(WORK INSTRUCTIONS): Find the lines that hold "name". Report only how many there are.

#####

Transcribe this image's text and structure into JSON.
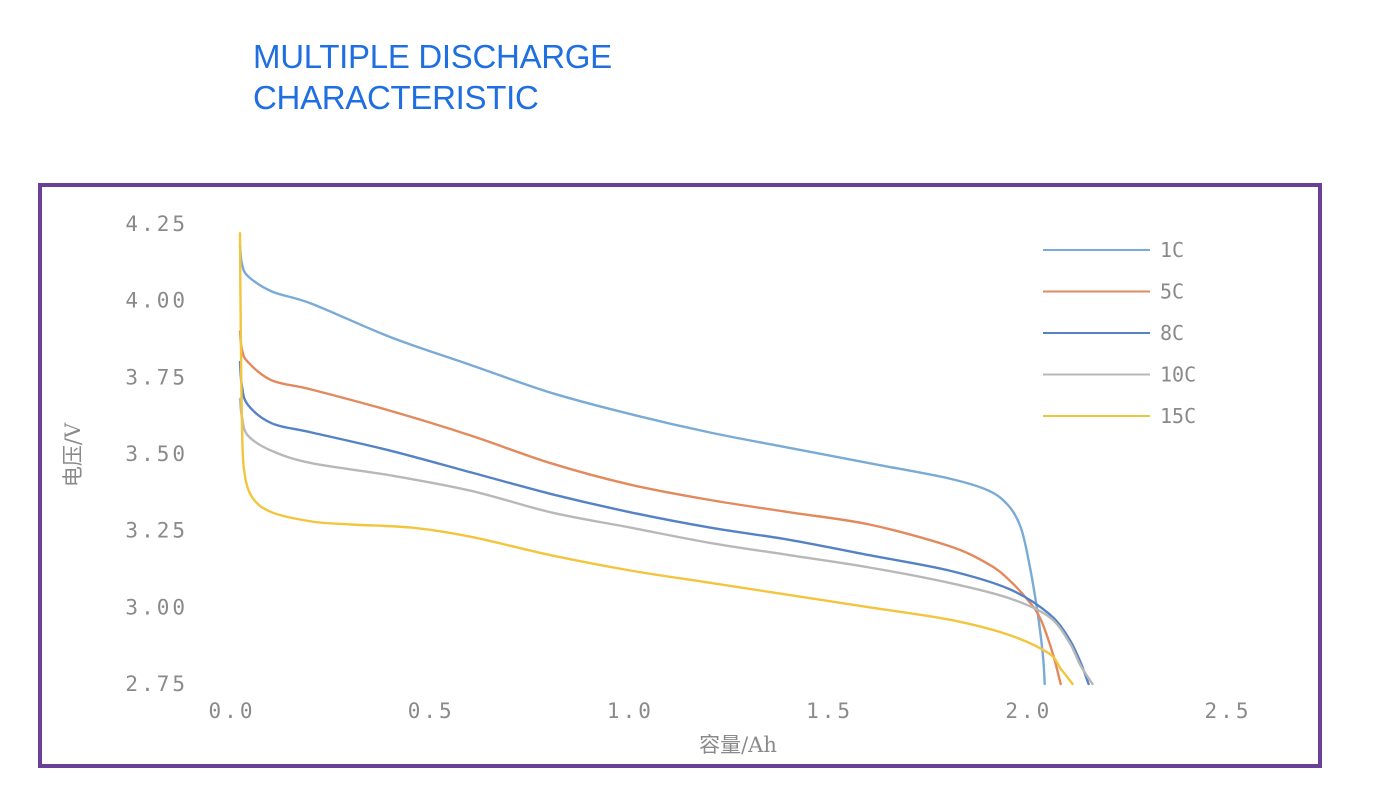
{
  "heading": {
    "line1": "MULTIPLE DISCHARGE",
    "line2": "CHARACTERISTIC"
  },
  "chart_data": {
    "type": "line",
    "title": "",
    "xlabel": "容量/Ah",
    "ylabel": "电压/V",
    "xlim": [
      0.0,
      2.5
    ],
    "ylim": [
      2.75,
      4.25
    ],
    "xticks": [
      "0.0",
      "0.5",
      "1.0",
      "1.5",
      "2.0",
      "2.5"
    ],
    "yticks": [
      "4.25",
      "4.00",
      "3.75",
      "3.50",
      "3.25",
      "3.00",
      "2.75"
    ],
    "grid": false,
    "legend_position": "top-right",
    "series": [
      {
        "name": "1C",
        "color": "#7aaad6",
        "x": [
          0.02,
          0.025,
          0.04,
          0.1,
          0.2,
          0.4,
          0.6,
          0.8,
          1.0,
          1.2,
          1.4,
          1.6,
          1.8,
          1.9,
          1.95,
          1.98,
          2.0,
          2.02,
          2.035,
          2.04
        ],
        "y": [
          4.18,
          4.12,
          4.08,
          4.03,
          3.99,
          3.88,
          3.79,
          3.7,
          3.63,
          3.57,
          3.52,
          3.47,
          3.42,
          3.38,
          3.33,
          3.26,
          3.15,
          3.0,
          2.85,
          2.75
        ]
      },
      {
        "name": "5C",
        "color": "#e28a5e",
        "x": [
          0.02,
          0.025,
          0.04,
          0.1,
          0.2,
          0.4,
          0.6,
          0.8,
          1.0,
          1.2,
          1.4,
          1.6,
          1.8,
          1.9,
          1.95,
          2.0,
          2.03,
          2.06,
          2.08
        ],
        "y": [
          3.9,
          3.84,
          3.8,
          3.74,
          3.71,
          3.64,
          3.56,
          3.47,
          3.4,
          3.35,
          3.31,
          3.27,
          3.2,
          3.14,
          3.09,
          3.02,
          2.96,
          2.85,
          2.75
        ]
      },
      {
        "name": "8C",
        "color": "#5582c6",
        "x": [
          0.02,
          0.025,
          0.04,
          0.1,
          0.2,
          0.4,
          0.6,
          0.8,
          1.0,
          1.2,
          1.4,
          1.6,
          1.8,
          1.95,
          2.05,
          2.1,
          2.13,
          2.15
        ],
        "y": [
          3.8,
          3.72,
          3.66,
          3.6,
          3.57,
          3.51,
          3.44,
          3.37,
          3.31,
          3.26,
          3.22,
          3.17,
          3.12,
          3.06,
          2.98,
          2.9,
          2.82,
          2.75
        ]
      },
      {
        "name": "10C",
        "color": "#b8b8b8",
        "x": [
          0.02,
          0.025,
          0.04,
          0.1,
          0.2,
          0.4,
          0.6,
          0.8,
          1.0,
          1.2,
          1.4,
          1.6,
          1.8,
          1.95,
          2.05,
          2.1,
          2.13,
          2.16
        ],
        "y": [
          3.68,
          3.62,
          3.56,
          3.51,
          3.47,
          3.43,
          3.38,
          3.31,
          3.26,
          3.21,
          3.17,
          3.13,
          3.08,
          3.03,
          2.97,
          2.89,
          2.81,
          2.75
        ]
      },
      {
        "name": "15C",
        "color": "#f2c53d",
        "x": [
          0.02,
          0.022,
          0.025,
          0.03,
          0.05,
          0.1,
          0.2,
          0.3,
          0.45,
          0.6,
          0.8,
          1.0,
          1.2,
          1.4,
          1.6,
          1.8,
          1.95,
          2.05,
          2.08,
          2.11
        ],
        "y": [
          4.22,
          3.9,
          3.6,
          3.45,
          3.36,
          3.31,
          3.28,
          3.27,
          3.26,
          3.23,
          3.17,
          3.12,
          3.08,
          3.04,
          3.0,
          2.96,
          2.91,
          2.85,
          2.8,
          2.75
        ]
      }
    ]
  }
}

#####

(THE RESPONSE): 5